PROVIDED DATA:
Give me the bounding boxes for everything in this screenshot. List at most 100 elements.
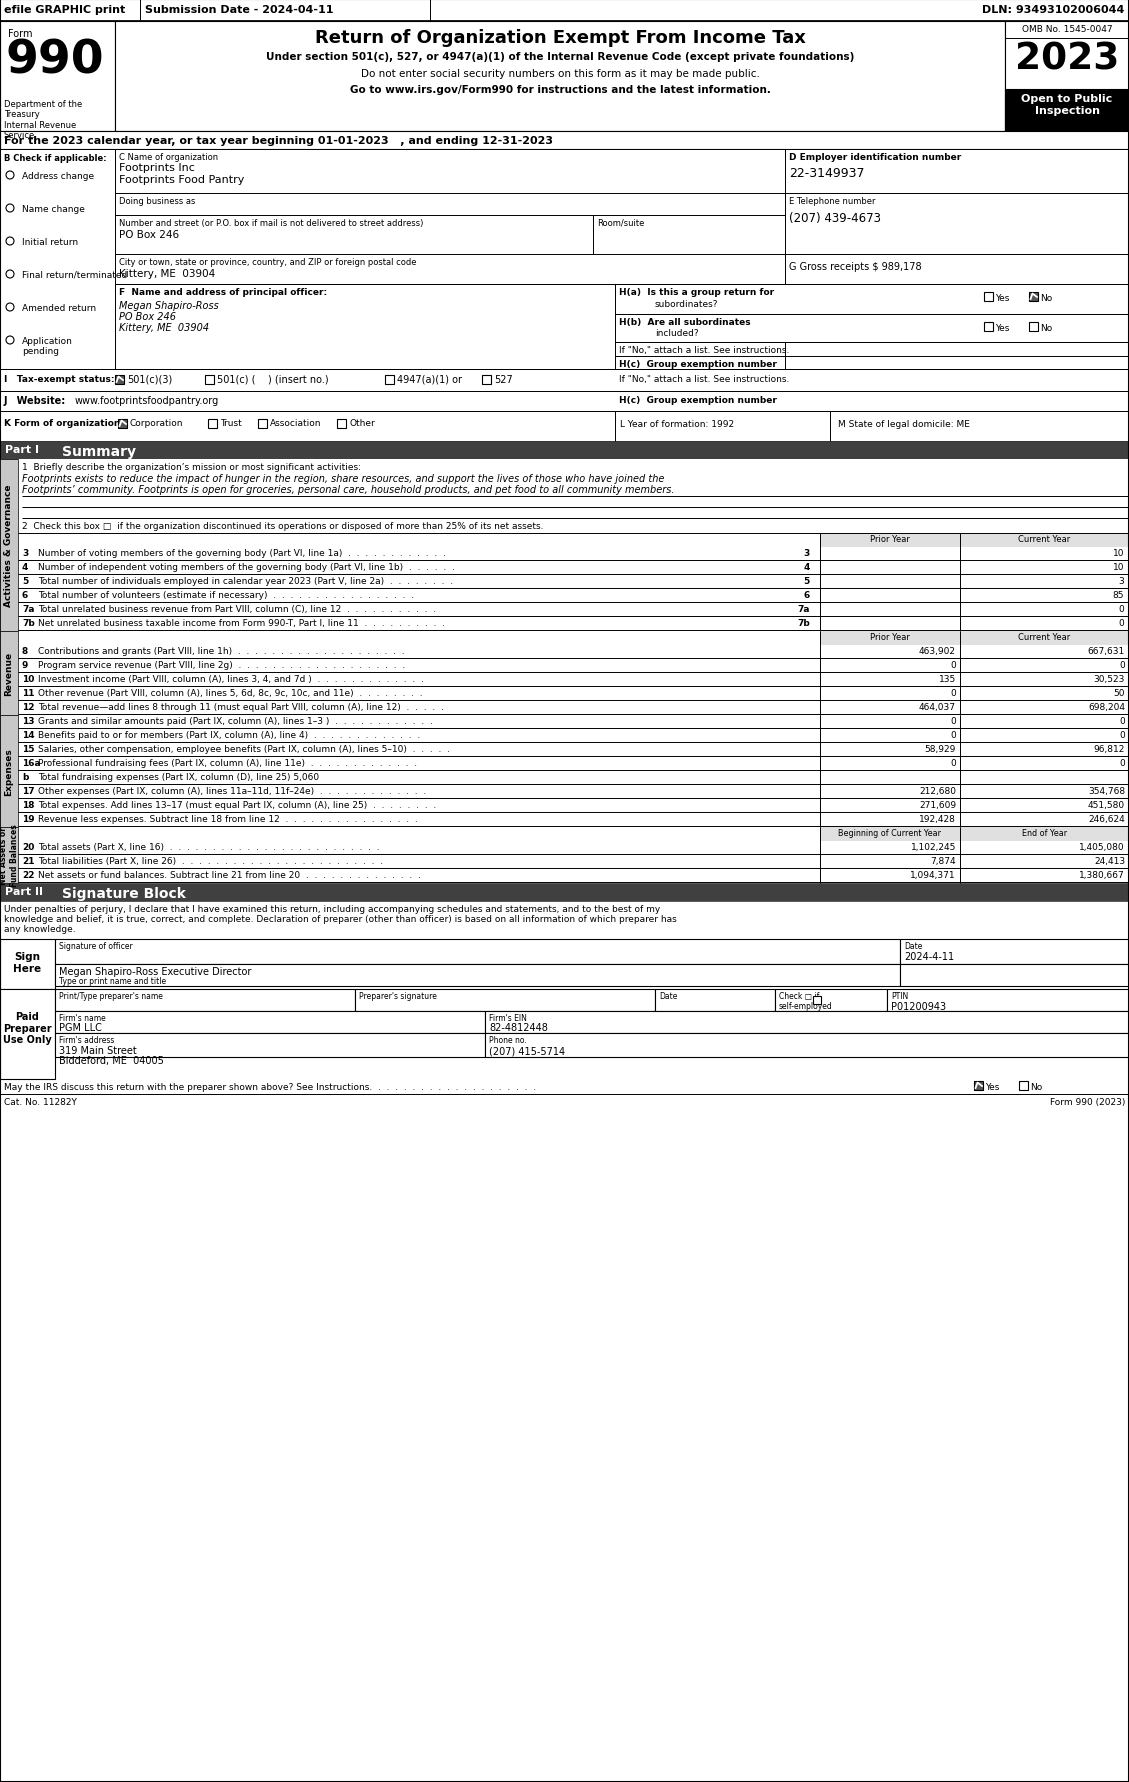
Text: Cat. No. 11282Y: Cat. No. 11282Y [5, 1098, 77, 1107]
Bar [0, 460, 18, 631]
Text: (207) 415-5714: (207) 415-5714 [489, 1046, 566, 1055]
Text: 22: 22 [21, 871, 35, 880]
Text: Megan Shapiro-Ross: Megan Shapiro-Ross [119, 301, 219, 310]
Bar [1005, 21, 1129, 132]
Bar [485, 1012, 1129, 1034]
Text: 2  Check this box □  if the organization discontinued its operations or disposed: 2 Check this box □ if the organization d… [21, 522, 543, 531]
Bar [119, 421, 126, 429]
Text: 14: 14 [21, 731, 35, 740]
Text: 0: 0 [1118, 604, 1124, 613]
Text: 0: 0 [951, 759, 956, 768]
Text: H(c)  Group exemption number: H(c) Group exemption number [619, 360, 777, 369]
Text: www.footprintsfoodpantry.org: www.footprintsfoodpantry.org [75, 396, 219, 406]
Text: No: No [1040, 294, 1052, 303]
Bar [785, 194, 1129, 255]
Text: J   Website:: J Website: [5, 396, 67, 406]
Text: H(b)  Are all subordinates: H(b) Are all subordinates [619, 317, 751, 326]
Bar [0, 412, 1129, 442]
Text: B Check if applicable:: B Check if applicable: [5, 153, 106, 162]
Bar [55, 989, 355, 1012]
Bar [0, 371, 1129, 392]
Bar [0, 716, 18, 827]
Text: PTIN: PTIN [891, 991, 908, 1000]
Text: 0: 0 [1119, 716, 1124, 725]
Bar [960, 533, 1129, 547]
Text: 698,204: 698,204 [1088, 702, 1124, 711]
Text: 85: 85 [1112, 590, 1124, 601]
Text: 4: 4 [21, 563, 28, 572]
Text: 0: 0 [1118, 618, 1124, 627]
Text: Biddeford, ME  04005: Biddeford, ME 04005 [59, 1055, 164, 1066]
Text: 13: 13 [21, 716, 35, 725]
Text: Expenses: Expenses [5, 748, 14, 795]
Text: Association: Association [270, 419, 322, 428]
Text: Form: Form [8, 29, 33, 39]
Text: PO Box 246: PO Box 246 [119, 312, 176, 323]
Text: Total expenses. Add lines 13–17 (must equal Part IX, column (A), line 25)  .  . : Total expenses. Add lines 13–17 (must eq… [38, 800, 436, 809]
Text: Revenue less expenses. Subtract line 18 from line 12  .  .  .  .  .  .  .  .  . : Revenue less expenses. Subtract line 18 … [38, 814, 418, 823]
Bar [615, 285, 1129, 315]
Text: 501(c)(3): 501(c)(3) [126, 374, 173, 385]
Bar [55, 939, 900, 964]
Text: Other expenses (Part IX, column (A), lines 11a–11d, 11f–24e)  .  .  .  .  .  .  : Other expenses (Part IX, column (A), lin… [38, 786, 427, 795]
Text: 7a: 7a [21, 604, 35, 613]
Bar [55, 1034, 485, 1057]
Text: Initial return: Initial return [21, 237, 78, 248]
Text: 10: 10 [1112, 563, 1124, 572]
Text: Beginning of Current Year: Beginning of Current Year [839, 829, 942, 838]
Bar [115, 376, 124, 385]
Text: efile GRAPHIC print: efile GRAPHIC print [5, 5, 125, 14]
Text: Application
pending: Application pending [21, 337, 73, 356]
Text: Firm's EIN: Firm's EIN [489, 1014, 527, 1023]
Text: Date: Date [904, 941, 922, 950]
Text: DLN: 93493102006044: DLN: 93493102006044 [981, 5, 1124, 14]
Bar [1029, 323, 1038, 331]
Text: 3: 3 [804, 549, 809, 558]
Bar [485, 1034, 1129, 1057]
Text: Number of independent voting members of the governing body (Part VI, line 1b)  .: Number of independent voting members of … [38, 563, 455, 572]
Text: Signature Block: Signature Block [62, 886, 186, 900]
Bar [115, 150, 785, 371]
Text: 10: 10 [1112, 549, 1124, 558]
Text: I   Tax-exempt status:: I Tax-exempt status: [5, 374, 114, 383]
Bar [0, 150, 115, 371]
Text: Part II: Part II [5, 886, 43, 896]
Text: PO Box 246: PO Box 246 [119, 230, 180, 241]
Text: 7,874: 7,874 [930, 857, 956, 866]
Text: Total number of volunteers (estimate if necessary)  .  .  .  .  .  .  .  .  .  .: Total number of volunteers (estimate if … [38, 590, 414, 601]
Bar [0, 989, 55, 1080]
Text: OMB No. 1545-0047: OMB No. 1545-0047 [1022, 25, 1112, 34]
Bar [0, 631, 18, 716]
Text: 12: 12 [21, 702, 35, 711]
Text: 3: 3 [21, 549, 28, 558]
Bar [0, 0, 1129, 21]
Text: 20: 20 [21, 843, 34, 852]
Bar [0, 442, 1129, 460]
Text: Address change: Address change [21, 171, 94, 182]
Text: 10: 10 [21, 675, 34, 684]
Text: any knowledge.: any knowledge. [5, 925, 76, 934]
Text: 354,768: 354,768 [1088, 786, 1124, 795]
Text: 319 Main Street: 319 Main Street [59, 1046, 137, 1055]
Bar [482, 376, 491, 385]
Text: 1,102,245: 1,102,245 [911, 843, 956, 852]
Text: 6: 6 [21, 590, 28, 601]
Text: 21: 21 [21, 857, 35, 866]
Bar [1029, 292, 1038, 301]
Text: Benefits paid to or for members (Part IX, column (A), line 4)  .  .  .  .  .  . : Benefits paid to or for members (Part IX… [38, 731, 420, 740]
Text: 15: 15 [21, 745, 35, 754]
Text: If "No," attach a list. See instructions.: If "No," attach a list. See instructions… [619, 346, 789, 355]
Text: Yes: Yes [995, 294, 1009, 303]
Text: Signature of officer: Signature of officer [59, 941, 133, 950]
Text: 135: 135 [938, 675, 956, 684]
Text: Form 990 (2023): Form 990 (2023) [1050, 1098, 1124, 1107]
Text: Amended return: Amended return [21, 303, 96, 314]
Text: 1,405,080: 1,405,080 [1079, 843, 1124, 852]
Text: Kittery, ME  03904: Kittery, ME 03904 [119, 269, 216, 278]
Text: H(c)  Group exemption number: H(c) Group exemption number [619, 396, 777, 405]
Bar [1019, 1082, 1029, 1091]
Text: Return of Organization Exempt From Income Tax: Return of Organization Exempt From Incom… [315, 29, 805, 46]
Text: 11: 11 [21, 688, 35, 697]
Text: 7a: 7a [797, 604, 809, 613]
Text: Sign
Here: Sign Here [14, 952, 42, 973]
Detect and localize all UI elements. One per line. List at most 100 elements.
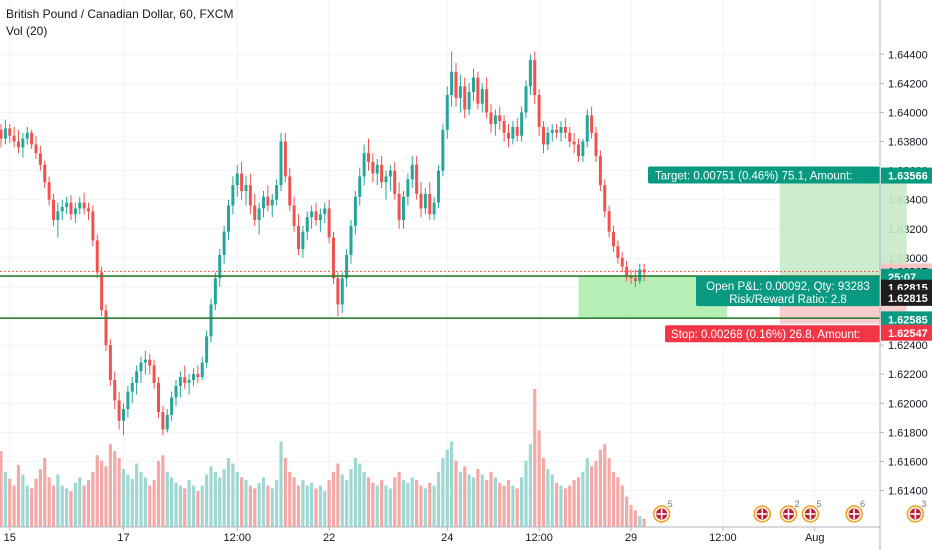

REQUIREMENT: Return the rows between the lines holding "Text: Cat. No." and "Bar [485, 1012, 1129, 1034]", inclusive, reproducing each one unchanged.

ANSWER BELOW:
Text: Cat. No. 11282Y: Cat. No. 11282Y [5, 1098, 77, 1107]
Bar [0, 460, 18, 631]
Text: (207) 415-5714: (207) 415-5714 [489, 1046, 566, 1055]
Text: 22: 22 [21, 871, 35, 880]
Text: Megan Shapiro-Ross: Megan Shapiro-Ross [119, 301, 219, 310]
Bar [1005, 21, 1129, 132]
Bar [485, 1012, 1129, 1034]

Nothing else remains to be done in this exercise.